--- Text Enclosed Below ---

Our circRNA profiles show that 2237 circRNAs were differentially expressed among 3 groups (Figure 1A). According to the circRNA microarray results, 1056 circRNAs were differentially expressed between EC and EU, of which 528 circRNAs were upregulated and another 528 circRNAs were downregulated. 1465 circRNAs were differentially expressed in the EC group and the control group, including 842 circRNAs that were upregulated and 623 circRNAs were downregulated. What’s more, 372 circRNAs were found differentially expressed between the EU group and the control group in gross, of which 193 circRNAs of them were upregulated and 179 circRNAs of them were downregulated. The types and the chromosome distribution of these circRNAs are presented in Figure 1B and 1C.
Figure 1

(A) Hierarchical clustering of differentially expressed circular RNAs. (B) Crocs plot showing differently expressed circRNAs on human chromosomes in endometriosis. (C) The typical distribution of differentially expressed circRNAs.

Furthermore, we screened the target circRNAs as the protocol that the P-value <0.05 and FC ≥2 are satisfied at the same time. According to the 2 terms, between EC and EU, 41 circRNAs were upregulated and 107 circRNAs were downregulated (Figure 2A–2D). Between the EC group and the control group, 98 circRNAs were upregulated and 224 circRNAs were downregulated (Figure 2E–2H). Between the EU group and the control group, 49 circRNAs were upregulated and no circRNAs were downregulated (Figure 2I–2L).

--- End of Enclosed Text ---

(Parts of the exercise):
**A.** Please reproduce the circRNA passage word for word, starting with "Our circRNA profiles" and going on through "Figure 1B and 1C.".
**B.** In the circRNA passage, how many circRNAs were downregulated between the EU group and the control group under the P-value <0.05 and FC ≥2 screen?

--- Input data Enclosed Below ---

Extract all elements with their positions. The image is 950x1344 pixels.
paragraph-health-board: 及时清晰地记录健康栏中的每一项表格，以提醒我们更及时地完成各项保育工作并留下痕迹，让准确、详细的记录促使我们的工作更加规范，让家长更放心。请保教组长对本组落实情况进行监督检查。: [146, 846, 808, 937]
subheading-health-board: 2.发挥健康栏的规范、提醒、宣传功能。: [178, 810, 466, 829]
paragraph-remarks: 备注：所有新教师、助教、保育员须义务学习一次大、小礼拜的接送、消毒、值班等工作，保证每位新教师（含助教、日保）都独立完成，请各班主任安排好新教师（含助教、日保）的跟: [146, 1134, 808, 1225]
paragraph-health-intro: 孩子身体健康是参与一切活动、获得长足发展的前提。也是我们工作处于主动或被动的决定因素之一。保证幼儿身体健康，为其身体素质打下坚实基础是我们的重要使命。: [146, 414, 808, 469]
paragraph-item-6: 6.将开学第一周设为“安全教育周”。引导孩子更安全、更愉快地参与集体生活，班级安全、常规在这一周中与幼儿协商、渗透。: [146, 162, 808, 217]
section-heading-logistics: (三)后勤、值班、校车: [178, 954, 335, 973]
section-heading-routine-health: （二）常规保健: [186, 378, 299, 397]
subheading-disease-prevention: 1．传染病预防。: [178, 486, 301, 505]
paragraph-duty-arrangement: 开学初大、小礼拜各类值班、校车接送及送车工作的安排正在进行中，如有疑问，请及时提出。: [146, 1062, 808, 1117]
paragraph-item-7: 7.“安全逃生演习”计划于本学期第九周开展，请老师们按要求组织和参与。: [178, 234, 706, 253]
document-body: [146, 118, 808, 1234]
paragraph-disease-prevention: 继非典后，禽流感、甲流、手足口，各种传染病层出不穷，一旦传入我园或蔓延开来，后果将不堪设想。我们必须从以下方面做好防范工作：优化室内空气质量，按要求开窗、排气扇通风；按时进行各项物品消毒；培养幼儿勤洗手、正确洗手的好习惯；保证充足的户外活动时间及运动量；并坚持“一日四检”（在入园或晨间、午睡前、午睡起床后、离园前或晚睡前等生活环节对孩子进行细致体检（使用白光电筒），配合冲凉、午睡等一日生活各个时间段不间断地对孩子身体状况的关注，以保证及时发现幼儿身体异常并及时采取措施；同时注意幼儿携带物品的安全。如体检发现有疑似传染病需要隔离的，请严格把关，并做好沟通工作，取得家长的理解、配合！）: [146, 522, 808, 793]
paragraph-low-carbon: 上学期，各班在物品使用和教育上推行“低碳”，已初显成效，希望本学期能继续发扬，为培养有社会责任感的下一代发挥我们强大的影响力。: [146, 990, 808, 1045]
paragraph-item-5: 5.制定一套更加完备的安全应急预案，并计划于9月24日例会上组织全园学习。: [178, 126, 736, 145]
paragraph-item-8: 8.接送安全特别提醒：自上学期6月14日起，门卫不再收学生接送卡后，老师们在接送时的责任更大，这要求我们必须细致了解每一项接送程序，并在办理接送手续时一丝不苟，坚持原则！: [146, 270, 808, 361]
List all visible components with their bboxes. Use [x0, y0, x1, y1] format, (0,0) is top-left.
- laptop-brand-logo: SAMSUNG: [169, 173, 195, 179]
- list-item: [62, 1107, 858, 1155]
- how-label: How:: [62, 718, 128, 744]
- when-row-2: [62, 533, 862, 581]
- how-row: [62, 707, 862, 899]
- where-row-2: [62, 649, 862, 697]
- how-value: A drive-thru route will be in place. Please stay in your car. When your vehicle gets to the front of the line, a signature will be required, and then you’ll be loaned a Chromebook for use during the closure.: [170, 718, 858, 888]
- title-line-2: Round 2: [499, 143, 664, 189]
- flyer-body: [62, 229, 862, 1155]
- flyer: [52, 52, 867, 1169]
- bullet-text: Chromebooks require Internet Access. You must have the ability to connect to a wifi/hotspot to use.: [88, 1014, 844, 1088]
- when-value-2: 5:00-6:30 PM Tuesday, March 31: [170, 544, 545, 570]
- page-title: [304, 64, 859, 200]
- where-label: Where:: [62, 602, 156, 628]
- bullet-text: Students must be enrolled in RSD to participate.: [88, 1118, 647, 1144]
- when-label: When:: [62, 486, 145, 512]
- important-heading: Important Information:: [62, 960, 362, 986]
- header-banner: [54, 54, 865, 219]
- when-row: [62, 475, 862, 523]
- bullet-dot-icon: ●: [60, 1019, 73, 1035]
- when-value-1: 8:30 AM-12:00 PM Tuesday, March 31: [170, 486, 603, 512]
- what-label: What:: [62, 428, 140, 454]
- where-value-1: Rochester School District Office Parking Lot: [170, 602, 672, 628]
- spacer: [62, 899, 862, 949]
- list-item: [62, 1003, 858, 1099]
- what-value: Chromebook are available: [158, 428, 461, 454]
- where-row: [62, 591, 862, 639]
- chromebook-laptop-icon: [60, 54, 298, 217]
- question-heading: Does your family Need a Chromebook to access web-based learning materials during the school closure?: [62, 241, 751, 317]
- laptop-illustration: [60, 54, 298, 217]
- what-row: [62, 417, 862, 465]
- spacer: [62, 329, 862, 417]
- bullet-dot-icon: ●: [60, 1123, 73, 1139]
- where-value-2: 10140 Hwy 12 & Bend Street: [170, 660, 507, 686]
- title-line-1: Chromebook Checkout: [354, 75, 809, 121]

--- End of Enclosed Input data ---

(Per-task outputs):
**A.**
Our circRNA profiles show that 2237 circRNAs were differentially expressed among 3 groups (Figure 1A). According to the circRNA microarray results, 1056 circRNAs were differentially expressed between EC and EU, of which 528 circRNAs were upregulated and another 528 circRNAs were downregulated. 1465 circRNAs were differentially expressed in the EC group and the control group, including 842 circRNAs that were upregulated and 623 circRNAs were downregulated. What’s more, 372 circRNAs were found differentially expressed between the EU group and the control group in gross, of which 193 circRNAs of them were upregulated and 179 circRNAs of them were downregulated. The types and the chromosome distribution of these circRNAs are presented in Figure 1B and 1C.

**B.** None.